Without the pictures, can you quote each line below exactly?
::: Source data :::
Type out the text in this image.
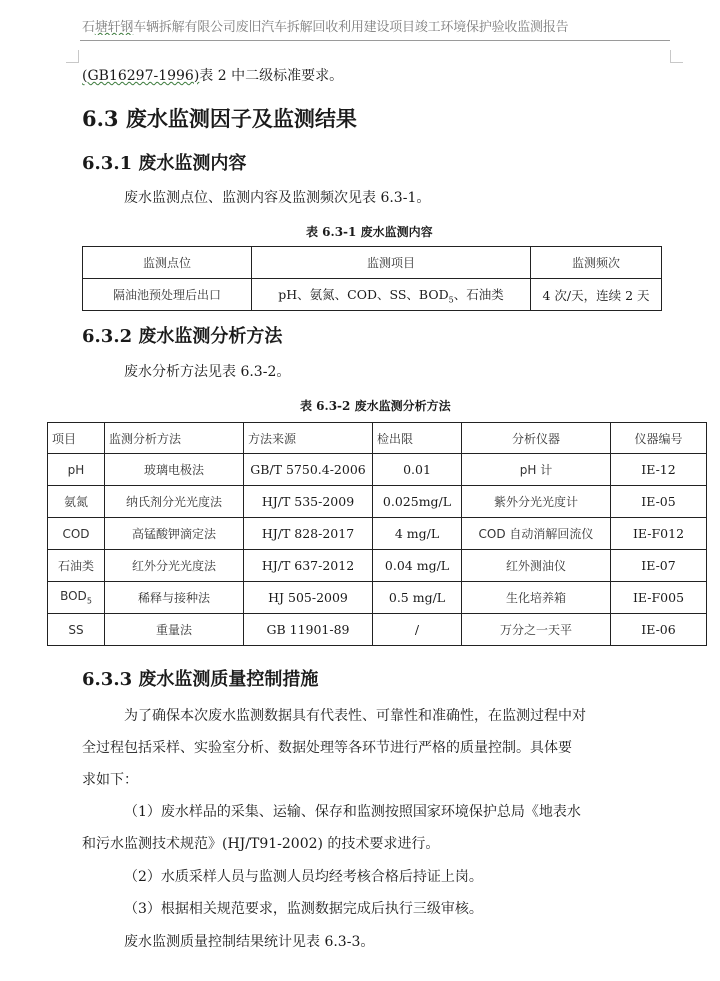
石塘轩钢车辆拆解有限公司废旧汽车拆解回收利用建设项目竣工环境保护验收监测报告
(GB16297-1996)表 2 中二级标准要求。
6.3 废水监测因子及监测结果
6.3.1 废水监测内容
废水监测点位、监测内容及监测频次见表 6.3-1。
表 6.3-1 废水监测内容
监测点位	监测项目	监测频次
隔油池预处理后出口	pH、氨氮、COD、SS、$BOD_5$、石油类	4 次/天，连续 2 天
6.3.2 废水监测分析方法
废水分析方法见表 6.3-2。
表 6.3-2 废水监测分析方法
项目	监测分析方法	方法来源	检出限	分析仪器	仪器编号
pH	玻璃电极法	GB/T 5750.4-2006	0.01	pH 计	IE-12
氨氮	纳氏剂分光光度法	HJ/T 535-2009	0.025mg/L	紫外分光光度计	IE-05
COD	高锰酸钾滴定法	HJ/T 828-2017	4 mg/L	COD 自动消解回流仪	IE-F012
石油类	红外分光光度法	HJ/T 637-2012	0.04 mg/L	红外测油仪	IE-07
$BOD_5$	稀释与接种法	HJ 505-2009	0.5 mg/L	生化培养箱	IE-F005
SS	重量法	GB 11901-89	/	万分之一天平	IE-06
6.3.3 废水监测质量控制措施
为了确保本次废水监测数据具有代表性、可靠性和准确性，在监测过程中对
全过程包括采样、实验室分析、数据处理等各环节进行严格的质量控制。具体要
求如下：
（1）废水样品的采集、运输、保存和监测按照国家环境保护总局《地表水
和污水监测技术规范》(HJ/T91-2002) 的技术要求进行。
（2）水质采样人员与监测人员均经考核合格后持证上岗。
（3）根据相关规范要求，监测数据完成后执行三级审核。
废水监测质量控制结果统计见表 6.3-3。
:::
Task response:
Type out the text in this image.
石塘轩钢车辆拆解有限公司废旧汽车拆解回收利用建设项目竣工环境保护验收监测报告
(GB16297-1996)表 2 中二级标准要求。
6.3 废水监测因子及监测结果
6.3.1 废水监测内容
废水监测点位、监测内容及监测频次见表 6.3-1。
表 6.3-1 废水监测内容
监测点位	监测项目	监测频次
隔油池预处理后出口	pH、氨氮、COD、SS、$BOD_5$、石油类	4 次/天，连续 2 天
6.3.2 废水监测分析方法
废水分析方法见表 6.3-2。
表 6.3-2 废水监测分析方法
项目	监测分析方法	方法来源	检出限	分析仪器	仪器编号
pH	玻璃电极法	GB/T 5750.4-2006	0.01	pH 计	IE-12
氨氮	纳氏剂分光光度法	HJ/T 535-2009	0.025mg/L	紫外分光光度计	IE-05
COD	高锰酸钾滴定法	HJ/T 828-2017	4 mg/L	COD 自动消解回流仪	IE-F012
石油类	红外分光光度法	HJ/T 637-2012	0.04 mg/L	红外测油仪	IE-07
$BOD_5$	稀释与接种法	HJ 505-2009	0.5 mg/L	生化培养箱	IE-F005
SS	重量法	GB 11901-89	/	万分之一天平	IE-06
6.3.3 废水监测质量控制措施
为了确保本次废水监测数据具有代表性、可靠性和准确性，在监测过程中对
全过程包括采样、实验室分析、数据处理等各环节进行严格的质量控制。具体要
求如下：
（1）废水样品的采集、运输、保存和监测按照国家环境保护总局《地表水
和污水监测技术规范》(HJ/T91-2002) 的技术要求进行。
（2）水质采样人员与监测人员均经考核合格后持证上岗。
（3）根据相关规范要求，监测数据完成后执行三级审核。
废水监测质量控制结果统计见表 6.3-3。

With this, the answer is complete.